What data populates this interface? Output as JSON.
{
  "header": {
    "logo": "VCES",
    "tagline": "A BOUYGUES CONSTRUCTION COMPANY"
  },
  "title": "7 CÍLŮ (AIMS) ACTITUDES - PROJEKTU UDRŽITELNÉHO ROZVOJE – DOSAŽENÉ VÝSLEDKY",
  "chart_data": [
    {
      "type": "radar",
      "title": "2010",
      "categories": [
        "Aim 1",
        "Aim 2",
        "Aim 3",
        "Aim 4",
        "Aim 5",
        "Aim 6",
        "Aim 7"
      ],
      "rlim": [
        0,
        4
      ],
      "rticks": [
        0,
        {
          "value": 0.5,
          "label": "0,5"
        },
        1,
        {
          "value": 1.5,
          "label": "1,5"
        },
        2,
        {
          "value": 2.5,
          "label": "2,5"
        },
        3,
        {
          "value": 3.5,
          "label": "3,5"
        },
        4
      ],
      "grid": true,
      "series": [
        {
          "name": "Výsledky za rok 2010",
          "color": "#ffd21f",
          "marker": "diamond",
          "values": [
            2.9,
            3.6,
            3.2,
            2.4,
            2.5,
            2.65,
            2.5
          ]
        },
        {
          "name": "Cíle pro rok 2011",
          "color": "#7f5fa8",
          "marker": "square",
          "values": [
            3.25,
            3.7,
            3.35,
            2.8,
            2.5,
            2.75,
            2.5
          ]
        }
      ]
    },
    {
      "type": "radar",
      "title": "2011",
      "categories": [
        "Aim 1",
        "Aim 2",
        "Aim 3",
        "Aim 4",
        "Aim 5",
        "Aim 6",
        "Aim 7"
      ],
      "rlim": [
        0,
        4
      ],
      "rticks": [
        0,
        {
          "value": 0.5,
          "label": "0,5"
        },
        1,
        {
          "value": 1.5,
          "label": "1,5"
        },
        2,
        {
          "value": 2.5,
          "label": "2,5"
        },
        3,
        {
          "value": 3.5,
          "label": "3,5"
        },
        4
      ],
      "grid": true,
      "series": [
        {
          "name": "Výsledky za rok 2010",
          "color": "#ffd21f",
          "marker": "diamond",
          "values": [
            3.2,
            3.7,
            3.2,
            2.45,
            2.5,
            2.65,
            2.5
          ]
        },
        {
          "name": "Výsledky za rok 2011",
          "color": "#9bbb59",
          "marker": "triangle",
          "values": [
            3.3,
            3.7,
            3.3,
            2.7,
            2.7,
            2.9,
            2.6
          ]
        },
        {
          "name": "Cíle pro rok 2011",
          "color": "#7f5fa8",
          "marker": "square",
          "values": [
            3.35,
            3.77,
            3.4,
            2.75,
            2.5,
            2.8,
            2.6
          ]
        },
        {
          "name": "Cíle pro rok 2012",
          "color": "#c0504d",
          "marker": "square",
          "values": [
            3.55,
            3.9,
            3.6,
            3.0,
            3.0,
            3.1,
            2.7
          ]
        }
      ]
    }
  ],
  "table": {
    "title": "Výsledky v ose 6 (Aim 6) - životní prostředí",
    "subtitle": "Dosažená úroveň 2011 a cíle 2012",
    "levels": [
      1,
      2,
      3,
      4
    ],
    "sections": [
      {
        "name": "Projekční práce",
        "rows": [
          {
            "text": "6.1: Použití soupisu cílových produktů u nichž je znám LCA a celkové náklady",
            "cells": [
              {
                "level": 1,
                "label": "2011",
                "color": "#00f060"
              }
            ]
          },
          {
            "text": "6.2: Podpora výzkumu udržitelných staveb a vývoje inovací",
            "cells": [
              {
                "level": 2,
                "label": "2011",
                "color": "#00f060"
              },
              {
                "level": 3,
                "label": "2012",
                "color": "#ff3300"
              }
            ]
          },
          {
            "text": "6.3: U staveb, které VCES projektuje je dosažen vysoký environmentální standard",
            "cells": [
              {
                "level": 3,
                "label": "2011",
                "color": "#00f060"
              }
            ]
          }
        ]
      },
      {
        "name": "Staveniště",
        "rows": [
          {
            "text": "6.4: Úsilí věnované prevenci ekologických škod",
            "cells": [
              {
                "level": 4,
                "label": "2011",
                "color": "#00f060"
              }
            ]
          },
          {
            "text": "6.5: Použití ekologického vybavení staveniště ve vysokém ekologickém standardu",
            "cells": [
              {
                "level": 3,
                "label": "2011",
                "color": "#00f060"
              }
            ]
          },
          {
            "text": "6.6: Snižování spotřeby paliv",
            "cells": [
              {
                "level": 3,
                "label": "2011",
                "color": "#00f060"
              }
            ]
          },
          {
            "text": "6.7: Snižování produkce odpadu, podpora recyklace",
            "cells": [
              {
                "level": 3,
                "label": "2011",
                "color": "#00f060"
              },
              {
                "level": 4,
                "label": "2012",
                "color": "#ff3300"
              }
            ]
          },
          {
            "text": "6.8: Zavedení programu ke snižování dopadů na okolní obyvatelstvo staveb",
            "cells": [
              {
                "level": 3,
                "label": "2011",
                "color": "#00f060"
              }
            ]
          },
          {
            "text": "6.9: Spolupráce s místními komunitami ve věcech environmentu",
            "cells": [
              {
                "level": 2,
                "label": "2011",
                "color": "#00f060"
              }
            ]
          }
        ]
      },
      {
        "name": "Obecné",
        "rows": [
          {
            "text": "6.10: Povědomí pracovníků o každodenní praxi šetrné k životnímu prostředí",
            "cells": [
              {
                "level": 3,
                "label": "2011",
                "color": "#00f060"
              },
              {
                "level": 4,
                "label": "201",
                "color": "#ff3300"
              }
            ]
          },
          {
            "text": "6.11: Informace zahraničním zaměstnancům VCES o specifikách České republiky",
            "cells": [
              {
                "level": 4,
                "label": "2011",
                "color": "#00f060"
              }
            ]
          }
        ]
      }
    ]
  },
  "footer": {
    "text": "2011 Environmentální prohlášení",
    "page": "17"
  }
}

################

__Problem description__. Gather each line in the entries above where the string "name" is found.

__In response__.
          "name": "Výsledky za rok 2010",
          "name": "Cíle pro rok 2011",
          "name": "Výsledky za rok 2010",
          "name": "Výsledky za rok 2011",
          "name": "Cíle pro rok 2011",
          "name": "Cíle pro rok 2012",
        "name": "Projekční práce",
        "name": "Staveniště",
        "name": "Obecné",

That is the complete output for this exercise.